--- START Provided information ---
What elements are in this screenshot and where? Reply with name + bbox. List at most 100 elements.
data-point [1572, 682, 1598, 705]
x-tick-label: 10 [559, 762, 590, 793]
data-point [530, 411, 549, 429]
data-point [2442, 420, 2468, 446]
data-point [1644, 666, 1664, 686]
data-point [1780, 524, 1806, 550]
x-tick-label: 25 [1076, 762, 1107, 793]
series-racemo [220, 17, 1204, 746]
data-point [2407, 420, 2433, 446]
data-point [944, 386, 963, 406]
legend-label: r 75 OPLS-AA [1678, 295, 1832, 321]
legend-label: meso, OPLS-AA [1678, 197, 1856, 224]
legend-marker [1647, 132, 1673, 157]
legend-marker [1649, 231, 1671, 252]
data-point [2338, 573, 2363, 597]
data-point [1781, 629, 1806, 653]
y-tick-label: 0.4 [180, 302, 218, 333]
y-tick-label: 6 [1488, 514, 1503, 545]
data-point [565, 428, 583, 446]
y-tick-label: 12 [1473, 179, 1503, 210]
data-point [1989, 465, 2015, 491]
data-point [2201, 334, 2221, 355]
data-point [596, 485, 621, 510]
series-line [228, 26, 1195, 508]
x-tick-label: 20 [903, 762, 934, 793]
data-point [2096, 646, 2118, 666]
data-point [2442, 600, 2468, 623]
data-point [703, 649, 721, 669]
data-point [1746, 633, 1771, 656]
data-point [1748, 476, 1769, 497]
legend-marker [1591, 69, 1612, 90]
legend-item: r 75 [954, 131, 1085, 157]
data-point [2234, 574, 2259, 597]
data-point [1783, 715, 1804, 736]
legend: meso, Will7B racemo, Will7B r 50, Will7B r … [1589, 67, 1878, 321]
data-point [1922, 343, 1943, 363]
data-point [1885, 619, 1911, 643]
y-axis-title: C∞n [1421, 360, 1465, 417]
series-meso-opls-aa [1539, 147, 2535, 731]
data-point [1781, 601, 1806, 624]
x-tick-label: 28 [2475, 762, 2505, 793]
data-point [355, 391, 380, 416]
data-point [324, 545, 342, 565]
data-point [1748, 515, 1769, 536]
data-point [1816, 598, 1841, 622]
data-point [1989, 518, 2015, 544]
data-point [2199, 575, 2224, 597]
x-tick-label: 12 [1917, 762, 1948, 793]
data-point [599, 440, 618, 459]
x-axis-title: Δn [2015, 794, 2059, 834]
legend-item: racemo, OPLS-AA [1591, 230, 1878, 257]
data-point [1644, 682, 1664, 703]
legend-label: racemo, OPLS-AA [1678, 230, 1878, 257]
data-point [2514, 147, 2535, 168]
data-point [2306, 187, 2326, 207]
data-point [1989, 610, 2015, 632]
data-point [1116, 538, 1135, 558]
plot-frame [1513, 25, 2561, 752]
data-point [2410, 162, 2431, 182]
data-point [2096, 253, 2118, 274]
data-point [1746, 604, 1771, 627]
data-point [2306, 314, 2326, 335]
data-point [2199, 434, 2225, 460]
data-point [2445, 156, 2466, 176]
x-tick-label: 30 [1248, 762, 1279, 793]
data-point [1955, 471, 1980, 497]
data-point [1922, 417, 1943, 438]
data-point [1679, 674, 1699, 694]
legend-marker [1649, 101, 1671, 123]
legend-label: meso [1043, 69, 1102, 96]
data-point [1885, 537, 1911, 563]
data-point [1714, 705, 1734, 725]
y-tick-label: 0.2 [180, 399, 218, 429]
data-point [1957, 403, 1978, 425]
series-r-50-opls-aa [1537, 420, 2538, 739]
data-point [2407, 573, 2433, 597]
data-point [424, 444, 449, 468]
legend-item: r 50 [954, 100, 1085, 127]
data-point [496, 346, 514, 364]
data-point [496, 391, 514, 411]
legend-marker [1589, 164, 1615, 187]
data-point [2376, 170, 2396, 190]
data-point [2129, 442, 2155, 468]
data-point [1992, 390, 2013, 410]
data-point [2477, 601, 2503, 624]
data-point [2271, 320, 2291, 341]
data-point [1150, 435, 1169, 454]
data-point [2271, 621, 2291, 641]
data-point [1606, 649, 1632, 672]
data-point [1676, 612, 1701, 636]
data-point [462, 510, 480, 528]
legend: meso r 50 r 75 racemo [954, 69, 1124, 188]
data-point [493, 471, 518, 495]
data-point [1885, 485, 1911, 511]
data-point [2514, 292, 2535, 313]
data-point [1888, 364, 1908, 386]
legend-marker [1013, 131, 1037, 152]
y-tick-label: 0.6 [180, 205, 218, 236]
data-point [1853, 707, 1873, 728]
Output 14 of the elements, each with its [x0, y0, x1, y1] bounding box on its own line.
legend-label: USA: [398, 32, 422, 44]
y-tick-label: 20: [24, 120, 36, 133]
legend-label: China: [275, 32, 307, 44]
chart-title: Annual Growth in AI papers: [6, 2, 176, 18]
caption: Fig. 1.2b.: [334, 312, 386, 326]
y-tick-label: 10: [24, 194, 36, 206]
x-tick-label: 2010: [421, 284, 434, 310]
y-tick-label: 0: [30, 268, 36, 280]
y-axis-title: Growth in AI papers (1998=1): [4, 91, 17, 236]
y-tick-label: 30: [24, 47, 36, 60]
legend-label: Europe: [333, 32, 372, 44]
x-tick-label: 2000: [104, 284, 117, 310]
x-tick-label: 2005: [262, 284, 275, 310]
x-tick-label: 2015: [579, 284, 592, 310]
--- END Provided information ---
* Written problem: Reproduce the data from its first line through the line containing "legend: meso, Will7B", replacing "x-tick-label" with "x-axis-tick" and leaving everything else unchanged.

* Solution:
What elements are in this screenshot and where? Reply with name + bbox. List at most 100 elements.
data-point [1572, 682, 1598, 705]
x-axis-tick: 10 [559, 762, 590, 793]
data-point [530, 411, 549, 429]
data-point [2442, 420, 2468, 446]
data-point [1644, 666, 1664, 686]
data-point [1780, 524, 1806, 550]
x-axis-tick: 25 [1076, 762, 1107, 793]
series-racemo [220, 17, 1204, 746]
data-point [2407, 420, 2433, 446]
data-point [944, 386, 963, 406]
legend-label: r 75 OPLS-AA [1678, 295, 1832, 321]
legend-label: meso, OPLS-AA [1678, 197, 1856, 224]
legend-marker [1647, 132, 1673, 157]
legend-marker [1649, 231, 1671, 252]
data-point [2338, 573, 2363, 597]
data-point [1781, 629, 1806, 653]
y-tick-label: 0.4 [180, 302, 218, 333]
y-tick-label: 6 [1488, 514, 1503, 545]
data-point [565, 428, 583, 446]
y-tick-label: 12 [1473, 179, 1503, 210]
data-point [1989, 465, 2015, 491]
data-point [2201, 334, 2221, 355]
data-point [596, 485, 621, 510]
series-line [228, 26, 1195, 508]
x-axis-tick: 20 [903, 762, 934, 793]
data-point [2096, 646, 2118, 666]
data-point [2442, 600, 2468, 623]
data-point [703, 649, 721, 669]
data-point [1746, 633, 1771, 656]
data-point [1748, 476, 1769, 497]
legend-marker [1591, 69, 1612, 90]
legend-item: r 75 [954, 131, 1085, 157]
data-point [2234, 574, 2259, 597]
data-point [1783, 715, 1804, 736]
legend: meso, Will7B racemo, Will7B r 50, Will7B r … [1589, 67, 1878, 321]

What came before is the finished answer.